TASK: Would you retype all of these records exactly?

MATERIAL FOR THE TASK:
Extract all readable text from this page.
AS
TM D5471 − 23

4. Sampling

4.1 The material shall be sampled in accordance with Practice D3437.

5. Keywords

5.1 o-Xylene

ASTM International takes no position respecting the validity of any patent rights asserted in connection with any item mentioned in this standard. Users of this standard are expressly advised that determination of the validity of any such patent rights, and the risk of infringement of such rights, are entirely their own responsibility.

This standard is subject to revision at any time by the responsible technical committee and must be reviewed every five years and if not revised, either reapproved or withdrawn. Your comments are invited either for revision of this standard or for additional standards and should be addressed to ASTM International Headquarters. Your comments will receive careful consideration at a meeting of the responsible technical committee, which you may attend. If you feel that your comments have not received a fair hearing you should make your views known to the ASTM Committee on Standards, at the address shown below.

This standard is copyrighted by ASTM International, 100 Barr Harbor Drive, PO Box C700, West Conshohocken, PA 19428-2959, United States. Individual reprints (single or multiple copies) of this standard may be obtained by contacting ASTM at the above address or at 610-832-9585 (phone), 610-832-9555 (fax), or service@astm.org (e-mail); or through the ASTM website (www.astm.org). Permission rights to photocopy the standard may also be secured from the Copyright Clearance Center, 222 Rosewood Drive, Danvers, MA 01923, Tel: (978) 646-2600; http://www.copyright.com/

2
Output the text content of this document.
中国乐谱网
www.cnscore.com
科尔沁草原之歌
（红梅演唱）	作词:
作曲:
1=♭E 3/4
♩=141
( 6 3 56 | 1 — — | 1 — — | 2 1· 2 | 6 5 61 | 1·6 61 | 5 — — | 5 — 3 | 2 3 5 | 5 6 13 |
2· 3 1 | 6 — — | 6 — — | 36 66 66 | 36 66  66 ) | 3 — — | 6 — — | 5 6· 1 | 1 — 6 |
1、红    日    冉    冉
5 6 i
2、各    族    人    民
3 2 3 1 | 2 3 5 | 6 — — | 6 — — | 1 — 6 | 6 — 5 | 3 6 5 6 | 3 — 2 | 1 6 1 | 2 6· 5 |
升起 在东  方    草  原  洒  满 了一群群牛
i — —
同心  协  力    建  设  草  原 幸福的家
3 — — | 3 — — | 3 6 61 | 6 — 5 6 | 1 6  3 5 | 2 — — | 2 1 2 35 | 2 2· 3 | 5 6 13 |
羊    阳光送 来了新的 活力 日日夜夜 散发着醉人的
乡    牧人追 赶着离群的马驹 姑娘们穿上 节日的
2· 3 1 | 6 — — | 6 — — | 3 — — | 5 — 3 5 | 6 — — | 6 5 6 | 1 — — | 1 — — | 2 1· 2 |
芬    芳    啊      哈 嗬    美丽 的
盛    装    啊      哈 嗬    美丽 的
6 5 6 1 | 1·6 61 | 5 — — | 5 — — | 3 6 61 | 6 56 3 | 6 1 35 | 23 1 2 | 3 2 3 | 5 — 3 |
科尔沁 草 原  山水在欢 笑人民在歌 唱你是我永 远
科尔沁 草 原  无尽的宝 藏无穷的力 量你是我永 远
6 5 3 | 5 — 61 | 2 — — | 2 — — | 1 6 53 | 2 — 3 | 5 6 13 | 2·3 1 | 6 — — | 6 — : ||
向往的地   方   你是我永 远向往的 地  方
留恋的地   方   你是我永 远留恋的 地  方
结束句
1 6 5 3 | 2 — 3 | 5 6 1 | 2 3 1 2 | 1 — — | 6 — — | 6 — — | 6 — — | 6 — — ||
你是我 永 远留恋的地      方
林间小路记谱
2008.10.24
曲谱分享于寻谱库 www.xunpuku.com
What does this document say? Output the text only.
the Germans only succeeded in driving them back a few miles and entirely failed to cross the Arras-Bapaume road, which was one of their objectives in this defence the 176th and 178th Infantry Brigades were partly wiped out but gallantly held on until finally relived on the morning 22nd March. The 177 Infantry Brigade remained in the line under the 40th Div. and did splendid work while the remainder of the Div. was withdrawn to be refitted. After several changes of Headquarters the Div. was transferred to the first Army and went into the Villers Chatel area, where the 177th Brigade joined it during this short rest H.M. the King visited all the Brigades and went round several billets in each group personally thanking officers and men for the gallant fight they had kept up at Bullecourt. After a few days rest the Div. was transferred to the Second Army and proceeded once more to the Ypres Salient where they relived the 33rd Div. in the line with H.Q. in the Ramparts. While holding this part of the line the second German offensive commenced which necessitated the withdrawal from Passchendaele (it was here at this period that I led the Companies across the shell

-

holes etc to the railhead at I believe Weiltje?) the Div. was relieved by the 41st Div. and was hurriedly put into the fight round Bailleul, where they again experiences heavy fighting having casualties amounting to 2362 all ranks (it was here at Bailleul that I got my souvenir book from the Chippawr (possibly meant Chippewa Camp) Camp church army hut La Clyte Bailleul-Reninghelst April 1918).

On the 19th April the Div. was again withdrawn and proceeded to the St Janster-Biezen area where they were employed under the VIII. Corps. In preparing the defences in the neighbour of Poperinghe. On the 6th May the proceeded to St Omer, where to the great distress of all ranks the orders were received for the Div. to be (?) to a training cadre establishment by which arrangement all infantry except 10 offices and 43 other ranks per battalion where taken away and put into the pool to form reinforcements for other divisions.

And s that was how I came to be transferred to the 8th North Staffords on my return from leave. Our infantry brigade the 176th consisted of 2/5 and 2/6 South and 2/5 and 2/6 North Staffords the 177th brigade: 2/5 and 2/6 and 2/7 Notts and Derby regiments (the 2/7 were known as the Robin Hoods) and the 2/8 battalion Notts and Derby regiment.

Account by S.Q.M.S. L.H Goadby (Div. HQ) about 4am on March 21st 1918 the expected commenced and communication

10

OUTPUT OF THE TASK:
Extract all readable text from this page.
AS
TM D5471 − 23

4. Sampling

4.1 The material shall be sampled in accordance with Practice D3437.

5. Keywords

5.1 o-Xylene

ASTM International takes no position respecting the validity of any patent rights asserted in connection with any item mentioned in this standard. Users of this standard are expressly advised that determination of the validity of any such patent rights, and the risk of infringement of such rights, are entirely their own responsibility.

This standard is subject to revision at any time by the responsible technical committee and must be reviewed every five years and if not revised, either reapproved or withdrawn. Your comments are invited either for revision of this standard or for additional standards and should be addressed to ASTM International Headquarters. Your comments will receive careful consideration at a meeting of the responsible technical committee, which you may attend. If you feel that your comments have not received a fair hearing you should make your views known to the ASTM Committee on Standards, at the address shown below.

This standard is copyrighted by ASTM International, 100 Barr Harbor Drive, PO Box C700, West Conshohocken, PA 19428-2959, United States. Individual reprints (single or multiple copies) of this standard may be obtained by contacting ASTM at the above address or at 610-832-9585 (phone), 610-832-9555 (fax), or service@astm.org (e-mail); or through the ASTM website (www.astm.org). Permission rights to photocopy the standard may also be secured from the Copyright Clearance Center, 222 Rosewood Drive, Danvers, MA 01923, Tel: (978) 646-2600; http://www.copyright.com/

2
Output the text content of this document.
中国乐谱网
www.cnscore.com
科尔沁草原之歌
（红梅演唱）	作词:
作曲:
1=♭E 3/4
♩=141
( 6 3 56 | 1 — — | 1 — — | 2 1· 2 | 6 5 61 | 1·6 61 | 5 — — | 5 — 3 | 2 3 5 | 5 6 13 |
2· 3 1 | 6 — — | 6 — — | 36 66 66 | 36 66  66 ) | 3 — — | 6 — — | 5 6· 1 | 1 — 6 |
1、红    日    冉    冉
5 6 i
2、各    族    人    民
3 2 3 1 | 2 3 5 | 6 — — | 6 — — | 1 — 6 | 6 — 5 | 3 6 5 6 | 3 — 2 | 1 6 1 | 2 6· 5 |
升起 在东  方    草  原  洒  满 了一群群牛
i — —
同心  协  力    建  设  草  原 幸福的家
3 — — | 3 — — | 3 6 61 | 6 — 5 6 | 1 6  3 5 | 2 — — | 2 1 2 35 | 2 2· 3 | 5 6 13 |
羊    阳光送 来了新的 活力 日日夜夜 散发着醉人的
乡    牧人追 赶着离群的马驹 姑娘们穿上 节日的
2· 3 1 | 6 — — | 6 — — | 3 — — | 5 — 3 5 | 6 — — | 6 5 6 | 1 — — | 1 — — | 2 1· 2 |
芬    芳    啊      哈 嗬    美丽 的
盛    装    啊      哈 嗬    美丽 的
6 5 6 1 | 1·6 61 | 5 — — | 5 — — | 3 6 61 | 6 56 3 | 6 1 35 | 23 1 2 | 3 2 3 | 5 — 3 |
科尔沁 草 原  山水在欢 笑人民在歌 唱你是我永 远
科尔沁 草 原  无尽的宝 藏无穷的力 量你是我永 远
6 5 3 | 5 — 61 | 2 — — | 2 — — | 1 6 53 | 2 — 3 | 5 6 13 | 2·3 1 | 6 — — | 6 — : ||
向往的地   方   你是我永 远向往的 地  方
留恋的地   方   你是我永 远留恋的 地  方
结束句
1 6 5 3 | 2 — 3 | 5 6 1 | 2 3 1 2 | 1 — — | 6 — — | 6 — — | 6 — — | 6 — — ||
你是我 永 远留恋的地      方
林间小路记谱
2008.10.24
曲谱分享于寻谱库 www.xunpuku.com
What does this document say? Output the text only.
the Germans only succeeded in driving them back a few miles and entirely failed to cross the Arras-Bapaume road, which was one of their objectives in this defence the 176th and 178th Infantry Brigades were partly wiped out but gallantly held on until finally relived on the morning 22nd March. The 177 Infantry Brigade remained in the line under the 40th Div. and did splendid work while the remainder of the Div. was withdrawn to be refitted. After several changes of Headquarters the Div. was transferred to the first Army and went into the Villers Chatel area, where the 177th Brigade joined it during this short rest H.M. the King visited all the Brigades and went round several billets in each group personally thanking officers and men for the gallant fight they had kept up at Bullecourt. After a few days rest the Div. was transferred to the Second Army and proceeded once more to the Ypres Salient where they relived the 33rd Div. in the line with H.Q. in the Ramparts. While holding this part of the line the second German offensive commenced which necessitated the withdrawal from Passchendaele (it was here at this period that I led the Companies across the shell

-

holes etc to the railhead at I believe Weiltje?) the Div. was relieved by the 41st Div. and was hurriedly put into the fight round Bailleul, where they again experiences heavy fighting having casualties amounting to 2362 all ranks (it was here at Bailleul that I got my souvenir book from the Chippawr (possibly meant Chippewa Camp) Camp church army hut La Clyte Bailleul-Reninghelst April 1918).

On the 19th April the Div. was again withdrawn and proceeded to the St Janster-Biezen area where they were employed under the VIII. Corps. In preparing the defences in the neighbour of Poperinghe. On the 6th May the proceeded to St Omer, where to the great distress of all ranks the orders were received for the Div. to be (?) to a training cadre establishment by which arrangement all infantry except 10 offices and 43 other ranks per battalion where taken away and put into the pool to form reinforcements for other divisions.

And s that was how I came to be transferred to the 8th North Staffords on my return from leave. Our infantry brigade the 176th consisted of 2/5 and 2/6 South and 2/5 and 2/6 North Staffords the 177th brigade: 2/5 and 2/6 and 2/7 Notts and Derby regiments (the 2/7 were known as the Robin Hoods) and the 2/8 battalion Notts and Derby regiment.

Account by S.Q.M.S. L.H Goadby (Div. HQ) about 4am on March 21st 1918 the expected commenced and communication

10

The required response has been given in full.